**Aim of the exercise:** Please print the full listing exactly.

****************************************

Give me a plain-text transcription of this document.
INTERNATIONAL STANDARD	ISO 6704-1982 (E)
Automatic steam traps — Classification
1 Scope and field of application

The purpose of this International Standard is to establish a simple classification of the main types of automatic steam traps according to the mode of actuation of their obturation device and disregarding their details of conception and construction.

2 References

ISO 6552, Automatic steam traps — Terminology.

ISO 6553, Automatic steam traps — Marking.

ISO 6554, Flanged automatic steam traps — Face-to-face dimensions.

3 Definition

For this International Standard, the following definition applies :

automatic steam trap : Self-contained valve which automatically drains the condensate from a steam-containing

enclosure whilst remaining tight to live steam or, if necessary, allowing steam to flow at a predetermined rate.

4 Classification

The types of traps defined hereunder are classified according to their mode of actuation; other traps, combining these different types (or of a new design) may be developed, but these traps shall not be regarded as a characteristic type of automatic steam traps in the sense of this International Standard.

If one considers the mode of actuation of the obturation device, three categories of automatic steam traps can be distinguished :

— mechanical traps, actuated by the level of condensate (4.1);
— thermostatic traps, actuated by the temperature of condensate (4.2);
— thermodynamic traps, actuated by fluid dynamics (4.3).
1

****************************************

**Exercise response:**
Give me a plain-text transcription of this document.
INTERNATIONAL STANDARD	ISO 6704-1982 (E)
Automatic steam traps — Classification
1 Scope and field of application

The purpose of this International Standard is to establish a simple classification of the main types of automatic steam traps according to the mode of actuation of their obturation device and disregarding their details of conception and construction.

2 References

ISO 6552, Automatic steam traps — Terminology.

ISO 6553, Automatic steam traps — Marking.

ISO 6554, Flanged automatic steam traps — Face-to-face dimensions.

3 Definition

For this International Standard, the following definition applies :

automatic steam trap : Self-contained valve which automatically drains the condensate from a steam-containing

enclosure whilst remaining tight to live steam or, if necessary, allowing steam to flow at a predetermined rate.

4 Classification

The types of traps defined hereunder are classified according to their mode of actuation; other traps, combining these different types (or of a new design) may be developed, but these traps shall not be regarded as a characteristic type of automatic steam traps in the sense of this International Standard.

If one considers the mode of actuation of the obturation device, three categories of automatic steam traps can be distinguished :

— mechanical traps, actuated by the level of condensate (4.1);
— thermostatic traps, actuated by the temperature of condensate (4.2);
— thermodynamic traps, actuated by fluid dynamics (4.3).
1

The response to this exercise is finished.